▶ Work required
Locate the lines of the listing below that hold "item", then copy each of them.

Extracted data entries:
******

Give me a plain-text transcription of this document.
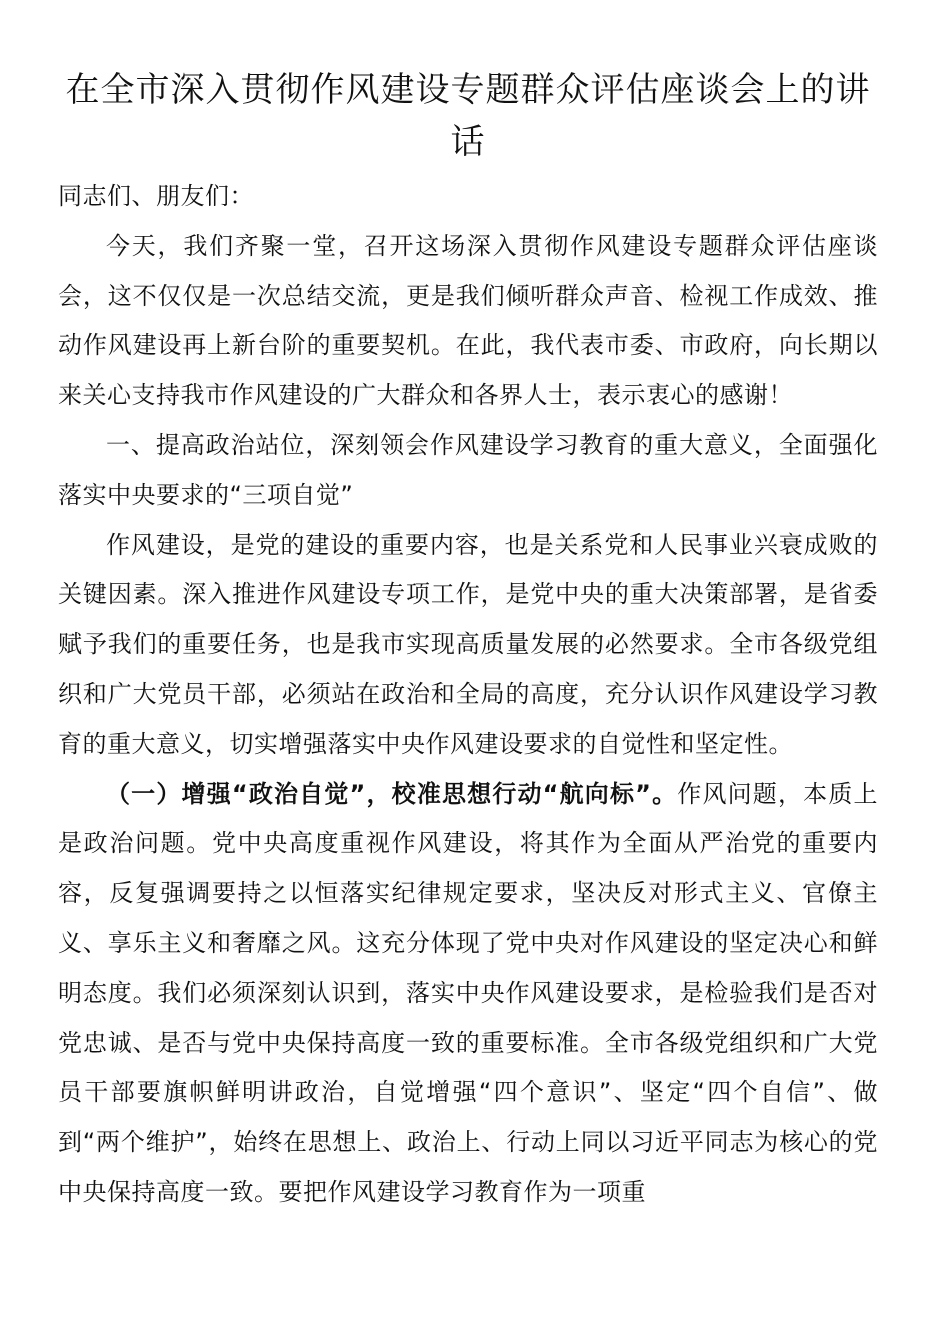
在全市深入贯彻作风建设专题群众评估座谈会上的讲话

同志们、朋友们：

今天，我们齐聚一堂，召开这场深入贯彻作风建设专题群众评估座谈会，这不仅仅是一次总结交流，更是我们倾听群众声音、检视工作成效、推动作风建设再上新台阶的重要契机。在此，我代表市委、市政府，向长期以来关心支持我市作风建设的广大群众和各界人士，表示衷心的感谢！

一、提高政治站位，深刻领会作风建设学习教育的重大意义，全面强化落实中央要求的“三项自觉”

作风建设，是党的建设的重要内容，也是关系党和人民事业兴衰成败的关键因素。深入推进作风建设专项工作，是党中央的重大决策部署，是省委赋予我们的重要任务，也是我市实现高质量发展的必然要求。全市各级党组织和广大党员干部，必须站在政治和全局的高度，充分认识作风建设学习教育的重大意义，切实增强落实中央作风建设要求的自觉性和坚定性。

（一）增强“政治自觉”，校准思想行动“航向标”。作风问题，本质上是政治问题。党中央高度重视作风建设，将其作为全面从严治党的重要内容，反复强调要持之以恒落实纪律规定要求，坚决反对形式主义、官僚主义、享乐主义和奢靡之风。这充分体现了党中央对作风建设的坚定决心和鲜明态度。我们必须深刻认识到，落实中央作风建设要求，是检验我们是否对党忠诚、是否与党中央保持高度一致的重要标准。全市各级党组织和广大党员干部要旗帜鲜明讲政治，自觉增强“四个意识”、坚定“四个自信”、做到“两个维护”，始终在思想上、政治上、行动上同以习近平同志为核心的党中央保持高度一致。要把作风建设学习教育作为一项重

******

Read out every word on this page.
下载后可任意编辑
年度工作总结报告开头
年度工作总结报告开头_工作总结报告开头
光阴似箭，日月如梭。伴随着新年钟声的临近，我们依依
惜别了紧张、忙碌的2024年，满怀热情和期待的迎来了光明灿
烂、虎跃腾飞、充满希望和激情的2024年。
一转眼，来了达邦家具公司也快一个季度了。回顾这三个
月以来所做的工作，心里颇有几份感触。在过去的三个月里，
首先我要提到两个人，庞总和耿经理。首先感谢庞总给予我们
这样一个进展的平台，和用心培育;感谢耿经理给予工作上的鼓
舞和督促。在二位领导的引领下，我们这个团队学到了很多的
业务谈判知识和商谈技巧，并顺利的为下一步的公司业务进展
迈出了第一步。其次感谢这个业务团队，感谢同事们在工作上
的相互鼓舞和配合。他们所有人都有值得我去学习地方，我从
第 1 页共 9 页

******

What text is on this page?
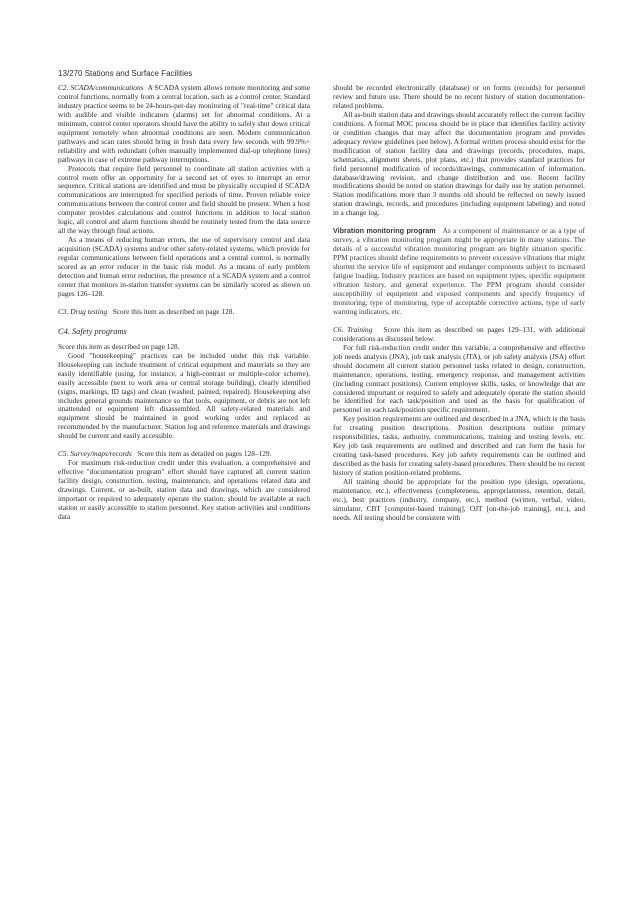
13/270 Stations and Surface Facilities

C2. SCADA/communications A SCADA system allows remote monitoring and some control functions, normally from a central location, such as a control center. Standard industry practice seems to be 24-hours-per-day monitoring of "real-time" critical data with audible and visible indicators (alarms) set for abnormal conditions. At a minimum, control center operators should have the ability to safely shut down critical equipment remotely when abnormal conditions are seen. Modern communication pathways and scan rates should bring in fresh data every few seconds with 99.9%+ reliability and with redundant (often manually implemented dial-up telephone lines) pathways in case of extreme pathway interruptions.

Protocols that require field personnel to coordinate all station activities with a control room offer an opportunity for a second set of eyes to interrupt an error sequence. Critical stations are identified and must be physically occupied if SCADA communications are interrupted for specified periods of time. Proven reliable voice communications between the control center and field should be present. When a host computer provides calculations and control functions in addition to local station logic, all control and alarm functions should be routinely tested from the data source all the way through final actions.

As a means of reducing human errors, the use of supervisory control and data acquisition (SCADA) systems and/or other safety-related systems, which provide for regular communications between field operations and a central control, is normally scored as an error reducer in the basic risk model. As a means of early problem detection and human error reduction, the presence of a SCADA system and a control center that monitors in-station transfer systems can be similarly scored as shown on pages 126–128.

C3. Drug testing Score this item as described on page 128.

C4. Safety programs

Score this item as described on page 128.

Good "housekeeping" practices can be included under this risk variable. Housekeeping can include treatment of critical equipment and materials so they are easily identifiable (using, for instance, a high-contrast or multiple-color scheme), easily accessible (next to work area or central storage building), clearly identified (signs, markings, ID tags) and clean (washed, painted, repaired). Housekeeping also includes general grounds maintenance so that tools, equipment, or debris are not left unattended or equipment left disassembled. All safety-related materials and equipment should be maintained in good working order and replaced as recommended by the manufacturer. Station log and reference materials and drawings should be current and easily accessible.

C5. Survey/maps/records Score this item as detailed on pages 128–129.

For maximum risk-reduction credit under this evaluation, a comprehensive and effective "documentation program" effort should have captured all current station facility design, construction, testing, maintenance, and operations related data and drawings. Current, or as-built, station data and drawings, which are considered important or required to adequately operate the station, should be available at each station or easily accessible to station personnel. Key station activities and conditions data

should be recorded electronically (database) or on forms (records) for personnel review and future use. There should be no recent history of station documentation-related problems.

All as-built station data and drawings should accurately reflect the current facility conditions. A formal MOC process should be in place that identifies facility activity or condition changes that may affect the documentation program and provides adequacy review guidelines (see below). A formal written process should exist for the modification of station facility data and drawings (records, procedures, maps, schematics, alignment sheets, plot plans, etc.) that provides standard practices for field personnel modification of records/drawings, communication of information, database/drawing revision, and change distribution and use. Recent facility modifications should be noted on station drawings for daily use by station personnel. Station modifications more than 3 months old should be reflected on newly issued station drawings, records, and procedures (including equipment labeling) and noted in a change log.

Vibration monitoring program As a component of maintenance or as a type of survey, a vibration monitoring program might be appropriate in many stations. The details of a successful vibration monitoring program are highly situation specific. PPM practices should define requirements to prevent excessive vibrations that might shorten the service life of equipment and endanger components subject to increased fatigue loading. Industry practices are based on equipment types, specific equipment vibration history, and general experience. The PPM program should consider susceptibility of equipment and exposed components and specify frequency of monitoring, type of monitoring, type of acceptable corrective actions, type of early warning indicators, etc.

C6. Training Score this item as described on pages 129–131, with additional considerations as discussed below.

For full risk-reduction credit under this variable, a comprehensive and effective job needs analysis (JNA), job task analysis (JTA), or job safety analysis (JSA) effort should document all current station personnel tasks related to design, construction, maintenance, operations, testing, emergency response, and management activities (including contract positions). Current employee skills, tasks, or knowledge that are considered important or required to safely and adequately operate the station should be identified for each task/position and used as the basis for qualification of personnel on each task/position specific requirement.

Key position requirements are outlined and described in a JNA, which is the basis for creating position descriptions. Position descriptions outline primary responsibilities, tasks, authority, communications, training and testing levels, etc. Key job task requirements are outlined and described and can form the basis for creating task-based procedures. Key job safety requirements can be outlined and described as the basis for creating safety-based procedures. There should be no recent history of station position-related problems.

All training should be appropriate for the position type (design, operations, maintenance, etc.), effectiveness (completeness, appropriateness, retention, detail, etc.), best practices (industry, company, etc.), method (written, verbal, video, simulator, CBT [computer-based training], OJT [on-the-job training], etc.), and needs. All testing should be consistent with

******

▶ Response to the task
C3. Drug testing Score this item as described on page 128.
Score this item as described on page 128.
C5. Survey/maps/records Score this item as detailed on pages 128–129.
C6. Training Score this item as described on pages 129–131, with additional considerations as discussed below.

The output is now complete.